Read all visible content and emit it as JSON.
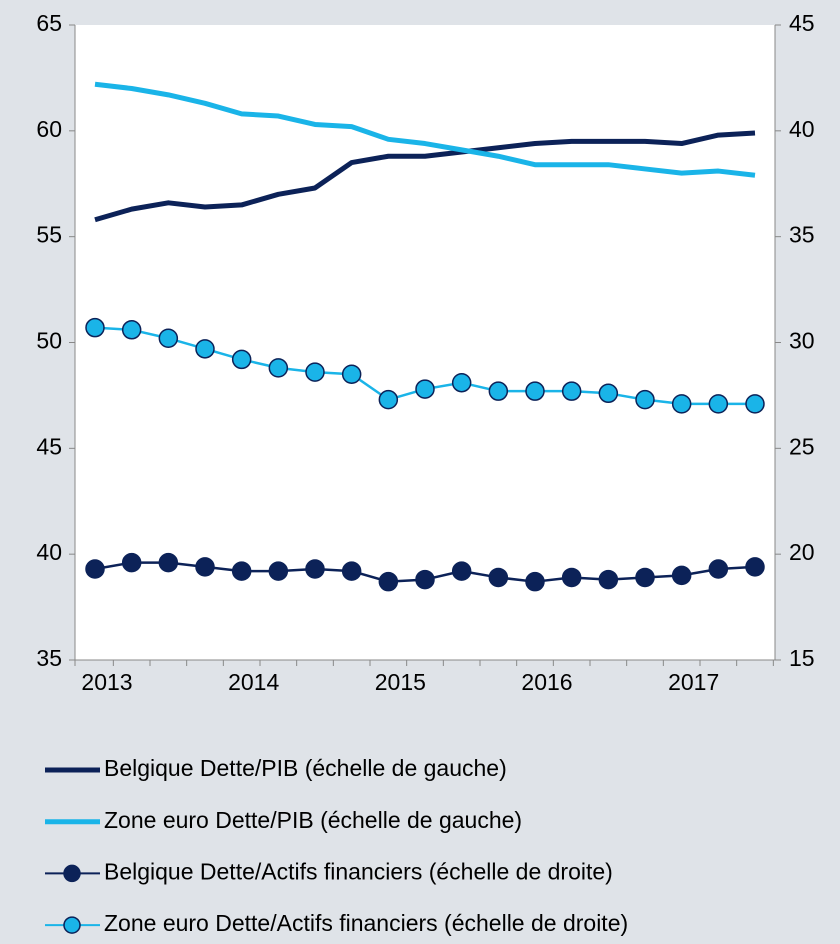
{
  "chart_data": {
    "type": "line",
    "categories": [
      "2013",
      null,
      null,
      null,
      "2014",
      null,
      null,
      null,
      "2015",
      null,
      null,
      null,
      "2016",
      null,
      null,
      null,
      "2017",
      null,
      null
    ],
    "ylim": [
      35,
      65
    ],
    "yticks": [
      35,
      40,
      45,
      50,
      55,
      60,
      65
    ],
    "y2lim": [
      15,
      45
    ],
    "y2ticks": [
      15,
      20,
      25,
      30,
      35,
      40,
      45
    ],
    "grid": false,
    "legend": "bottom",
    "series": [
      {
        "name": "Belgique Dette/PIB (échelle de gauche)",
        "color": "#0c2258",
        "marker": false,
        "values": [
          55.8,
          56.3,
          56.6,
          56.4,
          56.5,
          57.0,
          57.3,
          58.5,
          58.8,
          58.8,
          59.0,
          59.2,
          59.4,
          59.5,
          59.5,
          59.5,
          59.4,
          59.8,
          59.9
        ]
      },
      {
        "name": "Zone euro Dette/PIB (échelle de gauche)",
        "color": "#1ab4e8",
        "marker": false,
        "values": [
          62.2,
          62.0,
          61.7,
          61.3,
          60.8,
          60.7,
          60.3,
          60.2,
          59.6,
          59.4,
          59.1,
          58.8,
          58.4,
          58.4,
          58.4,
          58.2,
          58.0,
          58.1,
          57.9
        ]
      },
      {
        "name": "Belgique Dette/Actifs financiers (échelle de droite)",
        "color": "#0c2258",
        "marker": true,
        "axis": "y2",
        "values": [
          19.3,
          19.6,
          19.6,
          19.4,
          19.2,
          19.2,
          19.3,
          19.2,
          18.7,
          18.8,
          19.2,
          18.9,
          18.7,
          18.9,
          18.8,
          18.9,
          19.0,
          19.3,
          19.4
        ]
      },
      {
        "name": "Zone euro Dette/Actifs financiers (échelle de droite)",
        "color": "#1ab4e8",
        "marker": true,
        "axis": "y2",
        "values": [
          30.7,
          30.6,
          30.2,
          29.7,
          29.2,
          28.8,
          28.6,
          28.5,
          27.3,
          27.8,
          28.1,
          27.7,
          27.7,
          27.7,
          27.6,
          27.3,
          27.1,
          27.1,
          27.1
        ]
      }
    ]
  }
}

*-*-*

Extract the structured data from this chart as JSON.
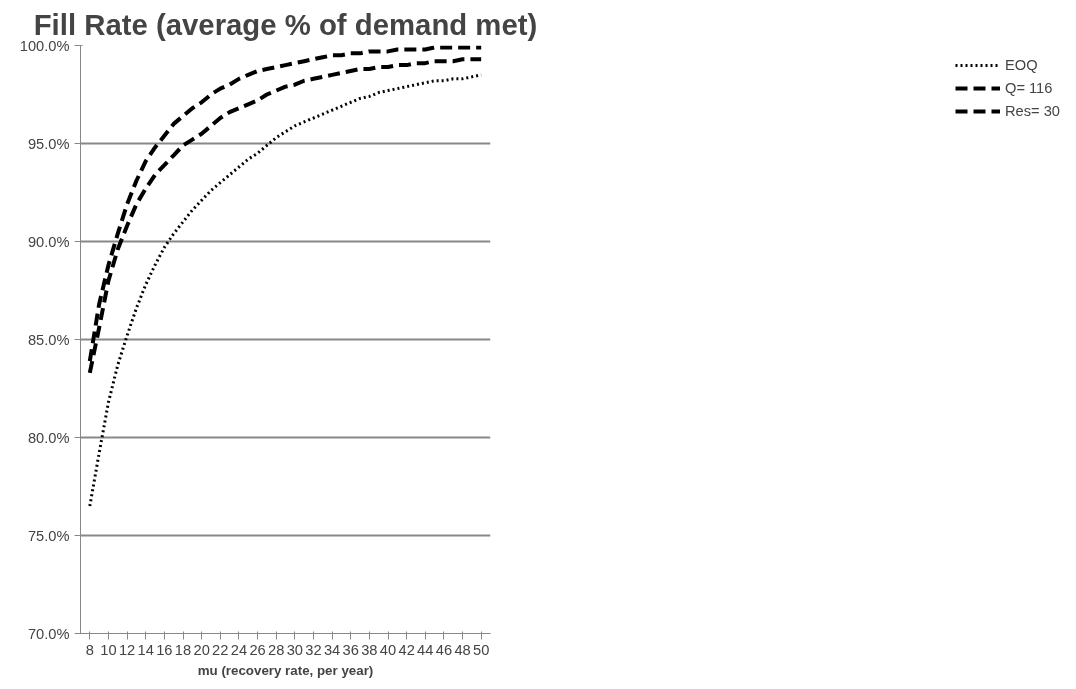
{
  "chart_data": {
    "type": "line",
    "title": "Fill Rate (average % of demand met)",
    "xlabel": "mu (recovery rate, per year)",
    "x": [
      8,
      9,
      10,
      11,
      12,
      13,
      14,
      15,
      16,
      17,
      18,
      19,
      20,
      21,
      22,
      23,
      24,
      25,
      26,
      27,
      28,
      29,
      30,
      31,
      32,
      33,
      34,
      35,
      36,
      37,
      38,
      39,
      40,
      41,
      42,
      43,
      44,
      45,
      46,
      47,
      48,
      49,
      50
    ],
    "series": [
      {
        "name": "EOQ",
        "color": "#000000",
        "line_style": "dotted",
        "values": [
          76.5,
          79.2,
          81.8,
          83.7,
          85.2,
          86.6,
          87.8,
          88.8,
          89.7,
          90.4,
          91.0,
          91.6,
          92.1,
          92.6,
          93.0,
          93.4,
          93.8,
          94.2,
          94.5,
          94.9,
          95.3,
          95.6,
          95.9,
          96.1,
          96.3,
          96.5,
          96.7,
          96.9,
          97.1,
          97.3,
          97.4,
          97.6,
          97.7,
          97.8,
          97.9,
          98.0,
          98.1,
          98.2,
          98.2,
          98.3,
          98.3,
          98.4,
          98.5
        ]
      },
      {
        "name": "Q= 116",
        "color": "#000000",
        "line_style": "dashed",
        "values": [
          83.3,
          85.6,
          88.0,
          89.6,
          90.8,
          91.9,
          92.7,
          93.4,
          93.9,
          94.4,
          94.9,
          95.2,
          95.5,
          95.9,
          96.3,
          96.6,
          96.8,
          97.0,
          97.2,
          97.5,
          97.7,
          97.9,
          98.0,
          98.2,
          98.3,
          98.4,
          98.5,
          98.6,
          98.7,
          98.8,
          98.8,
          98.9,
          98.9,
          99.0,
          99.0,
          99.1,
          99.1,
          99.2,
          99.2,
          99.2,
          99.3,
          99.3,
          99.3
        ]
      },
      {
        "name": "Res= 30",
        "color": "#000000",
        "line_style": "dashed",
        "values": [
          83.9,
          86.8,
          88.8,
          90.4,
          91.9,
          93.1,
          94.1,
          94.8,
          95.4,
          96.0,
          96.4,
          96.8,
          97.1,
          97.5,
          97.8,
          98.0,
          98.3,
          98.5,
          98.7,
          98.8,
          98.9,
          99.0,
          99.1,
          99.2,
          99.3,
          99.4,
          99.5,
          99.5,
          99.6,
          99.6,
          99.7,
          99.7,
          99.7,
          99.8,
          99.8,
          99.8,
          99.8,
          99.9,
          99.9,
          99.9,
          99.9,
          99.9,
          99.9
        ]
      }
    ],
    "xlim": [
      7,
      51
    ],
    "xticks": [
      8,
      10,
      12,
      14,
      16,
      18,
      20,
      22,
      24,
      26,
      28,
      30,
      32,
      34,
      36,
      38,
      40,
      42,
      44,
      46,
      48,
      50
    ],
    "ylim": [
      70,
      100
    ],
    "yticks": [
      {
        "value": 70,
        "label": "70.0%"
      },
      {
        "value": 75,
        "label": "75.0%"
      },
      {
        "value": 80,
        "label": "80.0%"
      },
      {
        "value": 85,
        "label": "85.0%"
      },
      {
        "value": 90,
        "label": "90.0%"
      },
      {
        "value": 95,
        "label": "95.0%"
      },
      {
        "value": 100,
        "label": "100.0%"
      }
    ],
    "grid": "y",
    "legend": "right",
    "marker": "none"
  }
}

*-*-*

EXERCISE DESCRIPTION »
Which lines of the material contain the string "name"? List each of them.

ANSWER IN FULL »
        "name": "Belgique Dette/PIB (échelle de gauche)",
        "name": "Zone euro Dette/PIB (échelle de gauche)",
        "name": "Belgique Dette/Actifs financiers (échelle de droite)",
        "name": "Zone euro Dette/Actifs financiers (échelle de droite)",
        "name": "EOQ",
        "name": "Q= 116",
        "name": "Res= 30",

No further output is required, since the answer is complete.